## DESCRIPTION OF THE TASK
Edit the records below so that every occurrence of "step-text" becomes "step-caption", and leave everything else unchanged.

────────────────────

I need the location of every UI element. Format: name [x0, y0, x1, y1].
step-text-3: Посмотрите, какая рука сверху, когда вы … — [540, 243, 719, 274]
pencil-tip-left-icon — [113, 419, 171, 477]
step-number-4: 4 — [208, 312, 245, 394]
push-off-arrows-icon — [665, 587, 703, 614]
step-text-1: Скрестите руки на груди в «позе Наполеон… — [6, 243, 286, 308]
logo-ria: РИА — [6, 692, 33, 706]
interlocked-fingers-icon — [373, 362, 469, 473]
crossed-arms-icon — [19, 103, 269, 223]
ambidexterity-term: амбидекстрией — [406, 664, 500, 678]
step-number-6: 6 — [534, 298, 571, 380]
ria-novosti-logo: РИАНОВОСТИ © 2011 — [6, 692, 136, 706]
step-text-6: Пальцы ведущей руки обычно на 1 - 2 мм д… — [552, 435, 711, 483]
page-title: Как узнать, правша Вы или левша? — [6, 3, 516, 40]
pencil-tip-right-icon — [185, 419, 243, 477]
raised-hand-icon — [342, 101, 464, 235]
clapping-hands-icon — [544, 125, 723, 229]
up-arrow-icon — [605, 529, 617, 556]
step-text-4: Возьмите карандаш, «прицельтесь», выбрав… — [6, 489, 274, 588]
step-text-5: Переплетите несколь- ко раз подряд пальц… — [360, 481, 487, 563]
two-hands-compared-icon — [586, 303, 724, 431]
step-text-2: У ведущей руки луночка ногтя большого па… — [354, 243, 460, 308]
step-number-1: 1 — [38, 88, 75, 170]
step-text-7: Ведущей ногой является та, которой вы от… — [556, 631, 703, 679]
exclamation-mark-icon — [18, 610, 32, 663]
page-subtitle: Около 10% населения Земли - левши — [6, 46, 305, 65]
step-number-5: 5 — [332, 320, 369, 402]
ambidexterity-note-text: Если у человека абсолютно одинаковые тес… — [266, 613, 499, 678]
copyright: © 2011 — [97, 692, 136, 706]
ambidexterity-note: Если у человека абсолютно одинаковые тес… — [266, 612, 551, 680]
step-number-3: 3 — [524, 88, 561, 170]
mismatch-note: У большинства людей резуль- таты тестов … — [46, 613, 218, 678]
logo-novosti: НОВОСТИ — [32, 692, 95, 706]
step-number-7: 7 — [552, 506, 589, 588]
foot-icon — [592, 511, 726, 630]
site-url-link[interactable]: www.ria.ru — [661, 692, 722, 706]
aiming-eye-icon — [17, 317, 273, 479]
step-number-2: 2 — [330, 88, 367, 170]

────────────────────

## CORRECT ANSWER
I need the location of every UI element. Format: name [x0, y0, x1, y1].
step-caption-3: Посмотрите, какая рука сверху, когда вы … — [540, 243, 719, 274]
pencil-tip-left-icon — [113, 419, 171, 477]
step-number-4: 4 — [208, 312, 245, 394]
push-off-arrows-icon — [665, 587, 703, 614]
step-caption-1: Скрестите руки на груди в «позе Наполеон… — [6, 243, 286, 308]
logo-ria: РИА — [6, 692, 33, 706]
interlocked-fingers-icon — [373, 362, 469, 473]
crossed-arms-icon — [19, 103, 269, 223]
ambidexterity-term: амбидекстрией — [406, 664, 500, 678]
step-number-6: 6 — [534, 298, 571, 380]
ria-novosti-logo: РИАНОВОСТИ © 2011 — [6, 692, 136, 706]
step-caption-6: Пальцы ведущей руки обычно на 1 - 2 мм д… — [552, 435, 711, 483]
page-title: Как узнать, правша Вы или левша? — [6, 3, 516, 40]
pencil-tip-right-icon — [185, 419, 243, 477]
raised-hand-icon — [342, 101, 464, 235]
clapping-hands-icon — [544, 125, 723, 229]
up-arrow-icon — [605, 529, 617, 556]
step-caption-4: Возьмите карандаш, «прицельтесь», выбрав… — [6, 489, 274, 588]
step-caption-5: Переплетите несколь- ко раз подряд пальц… — [360, 481, 487, 563]
two-hands-compared-icon — [586, 303, 724, 431]
step-caption-2: У ведущей руки луночка ногтя большого па… — [354, 243, 460, 308]
step-number-1: 1 — [38, 88, 75, 170]
step-caption-7: Ведущей ногой является та, которой вы от… — [556, 631, 703, 679]
exclamation-mark-icon — [18, 610, 32, 663]
page-subtitle: Около 10% населения Земли - левши — [6, 46, 305, 65]
step-number-5: 5 — [332, 320, 369, 402]
ambidexterity-note-text: Если у человека абсолютно одинаковые тес… — [266, 613, 499, 678]
copyright: © 2011 — [97, 692, 136, 706]
ambidexterity-note: Если у человека абсолютно одинаковые тес… — [266, 612, 551, 680]
step-number-3: 3 — [524, 88, 561, 170]
mismatch-note: У большинства людей резуль- таты тестов … — [46, 613, 218, 678]
logo-novosti: НОВОСТИ — [32, 692, 95, 706]
step-number-7: 7 — [552, 506, 589, 588]
foot-icon — [592, 511, 726, 630]
site-url-link[interactable]: www.ria.ru — [661, 692, 722, 706]
aiming-eye-icon — [17, 317, 273, 479]
step-number-2: 2 — [330, 88, 367, 170]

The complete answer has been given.